YOUR OBJECTIVE: Find each line holding "this" and copy it out.

(Stored data entries)
━━━

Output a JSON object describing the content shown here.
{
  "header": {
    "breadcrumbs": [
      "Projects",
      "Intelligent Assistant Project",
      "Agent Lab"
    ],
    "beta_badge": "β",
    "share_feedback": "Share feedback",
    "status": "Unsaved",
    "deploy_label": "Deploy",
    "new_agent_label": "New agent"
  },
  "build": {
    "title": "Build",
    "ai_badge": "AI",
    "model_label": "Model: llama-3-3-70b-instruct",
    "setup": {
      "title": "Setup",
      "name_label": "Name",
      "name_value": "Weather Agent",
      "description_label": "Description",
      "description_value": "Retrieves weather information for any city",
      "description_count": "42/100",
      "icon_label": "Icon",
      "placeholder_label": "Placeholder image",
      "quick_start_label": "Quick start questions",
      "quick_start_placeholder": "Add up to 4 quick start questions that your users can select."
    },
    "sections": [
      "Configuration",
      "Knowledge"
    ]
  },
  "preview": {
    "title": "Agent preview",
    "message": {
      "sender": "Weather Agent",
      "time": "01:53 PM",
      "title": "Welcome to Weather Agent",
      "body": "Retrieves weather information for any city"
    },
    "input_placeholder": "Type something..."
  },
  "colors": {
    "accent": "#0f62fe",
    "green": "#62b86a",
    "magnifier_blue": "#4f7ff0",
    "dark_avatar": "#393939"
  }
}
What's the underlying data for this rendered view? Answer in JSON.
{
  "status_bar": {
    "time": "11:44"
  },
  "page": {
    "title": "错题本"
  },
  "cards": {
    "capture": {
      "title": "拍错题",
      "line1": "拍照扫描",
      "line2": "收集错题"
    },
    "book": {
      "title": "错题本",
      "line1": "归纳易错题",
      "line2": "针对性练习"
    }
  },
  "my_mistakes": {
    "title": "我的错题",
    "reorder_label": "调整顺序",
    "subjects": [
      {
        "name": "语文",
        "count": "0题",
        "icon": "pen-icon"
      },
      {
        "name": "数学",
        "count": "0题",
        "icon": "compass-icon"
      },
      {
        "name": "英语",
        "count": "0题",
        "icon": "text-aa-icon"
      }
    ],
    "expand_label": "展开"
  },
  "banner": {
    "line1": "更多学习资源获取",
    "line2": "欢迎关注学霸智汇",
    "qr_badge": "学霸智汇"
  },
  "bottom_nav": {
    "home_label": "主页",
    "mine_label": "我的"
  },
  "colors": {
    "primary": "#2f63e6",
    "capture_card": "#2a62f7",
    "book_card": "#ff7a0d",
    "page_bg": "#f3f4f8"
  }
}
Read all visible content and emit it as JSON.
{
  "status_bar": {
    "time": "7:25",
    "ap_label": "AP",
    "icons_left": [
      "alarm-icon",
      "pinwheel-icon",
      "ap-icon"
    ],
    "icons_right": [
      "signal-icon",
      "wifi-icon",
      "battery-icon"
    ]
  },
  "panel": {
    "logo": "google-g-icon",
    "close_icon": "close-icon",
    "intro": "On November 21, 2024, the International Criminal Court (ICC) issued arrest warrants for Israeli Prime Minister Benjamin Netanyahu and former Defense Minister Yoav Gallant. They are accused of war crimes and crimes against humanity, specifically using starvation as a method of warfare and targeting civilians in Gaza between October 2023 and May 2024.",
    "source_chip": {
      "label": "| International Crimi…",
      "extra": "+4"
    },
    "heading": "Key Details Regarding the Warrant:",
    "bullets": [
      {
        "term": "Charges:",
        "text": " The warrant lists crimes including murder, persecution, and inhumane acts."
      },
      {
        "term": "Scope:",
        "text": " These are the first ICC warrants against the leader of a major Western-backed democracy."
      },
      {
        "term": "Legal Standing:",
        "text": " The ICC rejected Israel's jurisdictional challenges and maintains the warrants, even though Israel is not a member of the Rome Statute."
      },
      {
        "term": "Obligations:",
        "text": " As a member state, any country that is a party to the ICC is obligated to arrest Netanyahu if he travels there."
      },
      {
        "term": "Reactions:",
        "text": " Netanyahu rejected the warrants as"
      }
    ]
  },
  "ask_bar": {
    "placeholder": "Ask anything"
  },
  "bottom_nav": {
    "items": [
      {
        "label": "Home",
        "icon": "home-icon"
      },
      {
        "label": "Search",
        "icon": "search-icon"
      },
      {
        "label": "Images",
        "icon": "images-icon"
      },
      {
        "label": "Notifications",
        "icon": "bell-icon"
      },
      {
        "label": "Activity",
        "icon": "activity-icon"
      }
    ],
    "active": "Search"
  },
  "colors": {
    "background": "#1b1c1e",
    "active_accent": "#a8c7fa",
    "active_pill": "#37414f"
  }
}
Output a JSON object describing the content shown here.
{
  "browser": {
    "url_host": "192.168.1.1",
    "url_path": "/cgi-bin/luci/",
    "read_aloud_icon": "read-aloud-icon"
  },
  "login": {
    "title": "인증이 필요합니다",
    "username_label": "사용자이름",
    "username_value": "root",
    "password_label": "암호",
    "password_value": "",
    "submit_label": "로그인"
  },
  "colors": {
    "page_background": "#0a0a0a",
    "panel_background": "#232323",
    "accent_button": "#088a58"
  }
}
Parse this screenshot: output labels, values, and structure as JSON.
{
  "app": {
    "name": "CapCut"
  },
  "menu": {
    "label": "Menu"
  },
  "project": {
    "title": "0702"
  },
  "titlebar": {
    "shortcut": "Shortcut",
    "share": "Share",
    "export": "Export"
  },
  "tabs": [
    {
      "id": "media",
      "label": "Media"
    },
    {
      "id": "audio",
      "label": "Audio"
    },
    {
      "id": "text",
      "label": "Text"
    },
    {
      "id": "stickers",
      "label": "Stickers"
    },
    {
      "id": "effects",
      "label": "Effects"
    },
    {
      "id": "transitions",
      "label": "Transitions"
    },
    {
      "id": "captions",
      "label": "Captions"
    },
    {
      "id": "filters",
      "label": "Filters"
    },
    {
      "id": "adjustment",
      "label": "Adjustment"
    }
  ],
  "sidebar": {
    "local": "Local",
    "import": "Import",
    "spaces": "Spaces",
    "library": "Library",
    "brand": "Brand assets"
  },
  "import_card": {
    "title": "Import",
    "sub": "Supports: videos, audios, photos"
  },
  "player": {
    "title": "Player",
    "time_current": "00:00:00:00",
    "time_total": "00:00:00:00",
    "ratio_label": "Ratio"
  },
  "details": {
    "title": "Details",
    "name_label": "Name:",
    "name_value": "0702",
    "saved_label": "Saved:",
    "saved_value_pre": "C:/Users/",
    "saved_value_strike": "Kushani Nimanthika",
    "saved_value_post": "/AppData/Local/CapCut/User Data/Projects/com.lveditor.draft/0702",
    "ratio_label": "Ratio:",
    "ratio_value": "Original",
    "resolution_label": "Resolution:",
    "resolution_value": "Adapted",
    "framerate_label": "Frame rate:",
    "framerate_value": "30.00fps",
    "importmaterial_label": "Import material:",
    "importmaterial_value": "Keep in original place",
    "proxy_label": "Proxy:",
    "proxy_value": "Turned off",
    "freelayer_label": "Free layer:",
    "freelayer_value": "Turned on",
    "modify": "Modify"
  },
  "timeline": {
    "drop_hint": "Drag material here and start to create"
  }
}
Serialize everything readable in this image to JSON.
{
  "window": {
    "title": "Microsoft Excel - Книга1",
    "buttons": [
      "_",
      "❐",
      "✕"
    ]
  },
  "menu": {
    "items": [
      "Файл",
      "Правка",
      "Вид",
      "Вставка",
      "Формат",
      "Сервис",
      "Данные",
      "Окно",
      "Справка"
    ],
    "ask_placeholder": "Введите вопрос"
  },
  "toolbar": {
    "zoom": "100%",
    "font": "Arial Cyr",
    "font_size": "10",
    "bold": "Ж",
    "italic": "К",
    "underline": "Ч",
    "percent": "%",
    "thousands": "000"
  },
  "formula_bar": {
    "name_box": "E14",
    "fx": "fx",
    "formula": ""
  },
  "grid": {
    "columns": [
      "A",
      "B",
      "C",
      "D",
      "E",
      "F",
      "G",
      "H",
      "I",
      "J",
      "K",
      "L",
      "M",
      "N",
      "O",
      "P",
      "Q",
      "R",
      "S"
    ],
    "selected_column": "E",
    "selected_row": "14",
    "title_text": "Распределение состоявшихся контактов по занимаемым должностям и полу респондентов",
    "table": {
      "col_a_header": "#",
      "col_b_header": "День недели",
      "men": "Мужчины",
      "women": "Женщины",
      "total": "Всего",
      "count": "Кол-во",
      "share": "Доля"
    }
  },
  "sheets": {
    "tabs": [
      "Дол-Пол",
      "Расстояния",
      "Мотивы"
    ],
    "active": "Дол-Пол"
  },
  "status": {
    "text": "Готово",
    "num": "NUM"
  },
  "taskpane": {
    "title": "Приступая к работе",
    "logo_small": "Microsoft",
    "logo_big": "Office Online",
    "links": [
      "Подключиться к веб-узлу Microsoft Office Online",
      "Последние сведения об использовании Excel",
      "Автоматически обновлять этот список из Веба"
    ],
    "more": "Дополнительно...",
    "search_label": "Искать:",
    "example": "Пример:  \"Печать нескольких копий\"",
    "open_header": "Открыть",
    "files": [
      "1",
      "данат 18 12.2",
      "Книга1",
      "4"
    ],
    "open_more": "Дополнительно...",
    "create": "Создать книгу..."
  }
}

━━━

FINISHED TASK:
What's the underlying data for this rendered view? Answer in JSON.
Parse this screenshot: output labels, values, and structure as JSON.
Serialize everything readable in this image to JSON.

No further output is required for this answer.